::: Record list

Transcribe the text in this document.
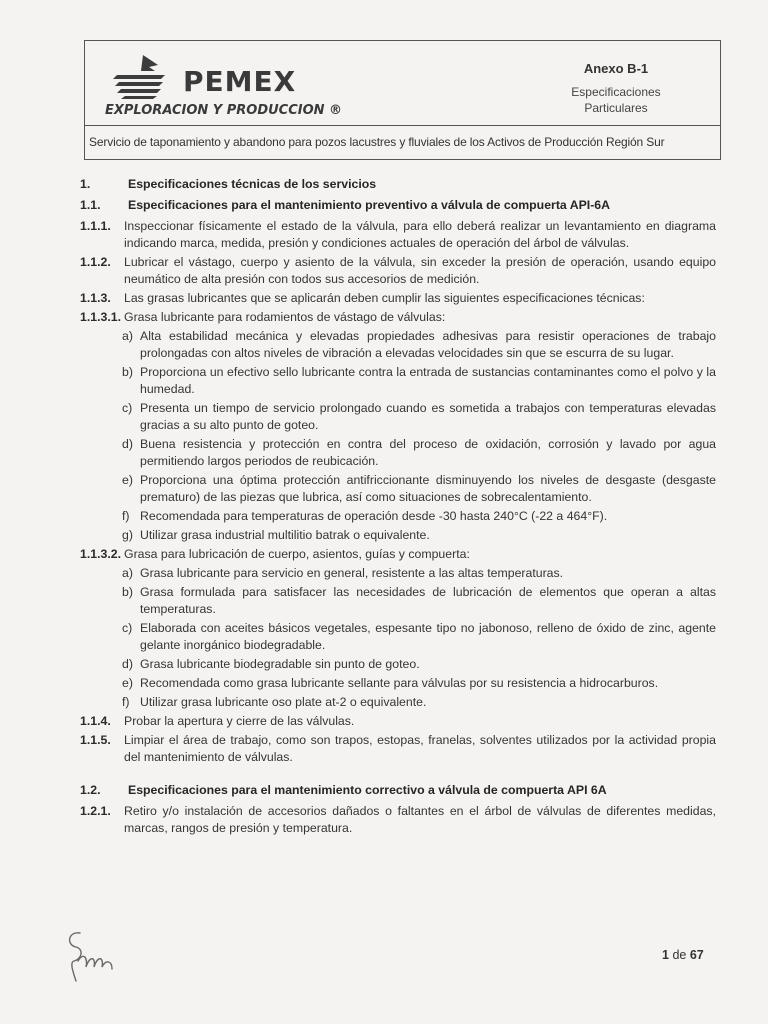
PEMEX
EXPLORACION Y PRODUCCION ®
Anexo B-1
Especificaciones
Particulares
Servicio de taponamiento y abandono para pozos lacustres y fluviales de los Activos de Producción Región Sur
1.	Especificaciones técnicas de los servicios
1.1.	Especificaciones para el mantenimiento preventivo a válvula de compuerta API-6A
1.1.1.	Inspeccionar físicamente el estado de la válvula, para ello deberá realizar un levantamiento en diagrama indicando marca, medida, presión y condiciones actuales de operación del árbol de válvulas.
1.1.2.	Lubricar el vástago, cuerpo y asiento de la válvula, sin exceder la presión de operación, usando equipo neumático de alta presión con todos sus accesorios de medición.
1.1.3.	Las grasas lubricantes que se aplicarán deben cumplir las siguientes especificaciones técnicas:
1.1.3.1. Grasa lubricante para rodamientos de vástago de válvulas:
a) Alta estabilidad mecánica y elevadas propiedades adhesivas para resistir operaciones de trabajo prolongadas con altos niveles de vibración a elevadas velocidades sin que se escurra de su lugar.
b) Proporciona un efectivo sello lubricante contra la entrada de sustancias contaminantes como el polvo y la humedad.
c) Presenta un tiempo de servicio prolongado cuando es sometida a trabajos con temperaturas elevadas gracias a su alto punto de goteo.
d) Buena resistencia y protección en contra del proceso de oxidación, corrosión y lavado por agua permitiendo largos periodos de reubicación.
e) Proporciona una óptima protección antifriccionante disminuyendo los niveles de desgaste (desgaste prematuro) de las piezas que lubrica, así como situaciones de sobrecalentamiento.
f) Recomendada para temperaturas de operación desde -30 hasta 240°C (-22 a 464°F).
g) Utilizar grasa industrial multilitio batrak o equivalente.
1.1.3.2. Grasa para lubricación de cuerpo, asientos, guías y compuerta:
a) Grasa lubricante para servicio en general, resistente a las altas temperaturas.
b) Grasa formulada para satisfacer las necesidades de lubricación de elementos que operan a altas temperaturas.
c) Elaborada con aceites básicos vegetales, espesante tipo no jabonoso, relleno de óxido de zinc, agente gelante inorgánico biodegradable.
d) Grasa lubricante biodegradable sin punto de goteo.
e) Recomendada como grasa lubricante sellante para válvulas por su resistencia a hidrocarburos.
f) Utilizar grasa lubricante oso plate at-2 o equivalente.
1.1.4.	Probar la apertura y cierre de las válvulas.
1.1.5.	Limpiar el área de trabajo, como son trapos, estopas, franelas, solventes utilizados por la actividad propia del mantenimiento de válvulas.
1.2.	Especificaciones para el mantenimiento correctivo a válvula de compuerta API 6A
1.2.1.	Retiro y/o instalación de accesorios dañados o faltantes en el árbol de válvulas de diferentes medidas, marcas, rangos de presión y temperatura.
1 de 67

::::::

_Problem to work on_
Reproduce the data word for word, excluding its pictures.

_Result of the task_
Transcribe the text in this document.
PEMEX
EXPLORACION Y PRODUCCION ®
Anexo B-1
Especificaciones
Particulares
Servicio de taponamiento y abandono para pozos lacustres y fluviales de los Activos de Producción Región Sur
1.	Especificaciones técnicas de los servicios
1.1.	Especificaciones para el mantenimiento preventivo a válvula de compuerta API-6A
1.1.1.	Inspeccionar físicamente el estado de la válvula, para ello deberá realizar un levantamiento en diagrama indicando marca, medida, presión y condiciones actuales de operación del árbol de válvulas.
1.1.2.	Lubricar el vástago, cuerpo y asiento de la válvula, sin exceder la presión de operación, usando equipo neumático de alta presión con todos sus accesorios de medición.
1.1.3.	Las grasas lubricantes que se aplicarán deben cumplir las siguientes especificaciones técnicas:
1.1.3.1. Grasa lubricante para rodamientos de vástago de válvulas:
a) Alta estabilidad mecánica y elevadas propiedades adhesivas para resistir operaciones de trabajo prolongadas con altos niveles de vibración a elevadas velocidades sin que se escurra de su lugar.
b) Proporciona un efectivo sello lubricante contra la entrada de sustancias contaminantes como el polvo y la humedad.
c) Presenta un tiempo de servicio prolongado cuando es sometida a trabajos con temperaturas elevadas gracias a su alto punto de goteo.
d) Buena resistencia y protección en contra del proceso de oxidación, corrosión y lavado por agua permitiendo largos periodos de reubicación.
e) Proporciona una óptima protección antifriccionante disminuyendo los niveles de desgaste (desgaste prematuro) de las piezas que lubrica, así como situaciones de sobrecalentamiento.
f) Recomendada para temperaturas de operación desde -30 hasta 240°C (-22 a 464°F).
g) Utilizar grasa industrial multilitio batrak o equivalente.
1.1.3.2. Grasa para lubricación de cuerpo, asientos, guías y compuerta:
a) Grasa lubricante para servicio en general, resistente a las altas temperaturas.
b) Grasa formulada para satisfacer las necesidades de lubricación de elementos que operan a altas temperaturas.
c) Elaborada con aceites básicos vegetales, espesante tipo no jabonoso, relleno de óxido de zinc, agente gelante inorgánico biodegradable.
d) Grasa lubricante biodegradable sin punto de goteo.
e) Recomendada como grasa lubricante sellante para válvulas por su resistencia a hidrocarburos.
f) Utilizar grasa lubricante oso plate at-2 o equivalente.
1.1.4.	Probar la apertura y cierre de las válvulas.
1.1.5.	Limpiar el área de trabajo, como son trapos, estopas, franelas, solventes utilizados por la actividad propia del mantenimiento de válvulas.
1.2.	Especificaciones para el mantenimiento correctivo a válvula de compuerta API 6A
1.2.1.	Retiro y/o instalación de accesorios dañados o faltantes en el árbol de válvulas de diferentes medidas, marcas, rangos de presión y temperatura.
1 de 67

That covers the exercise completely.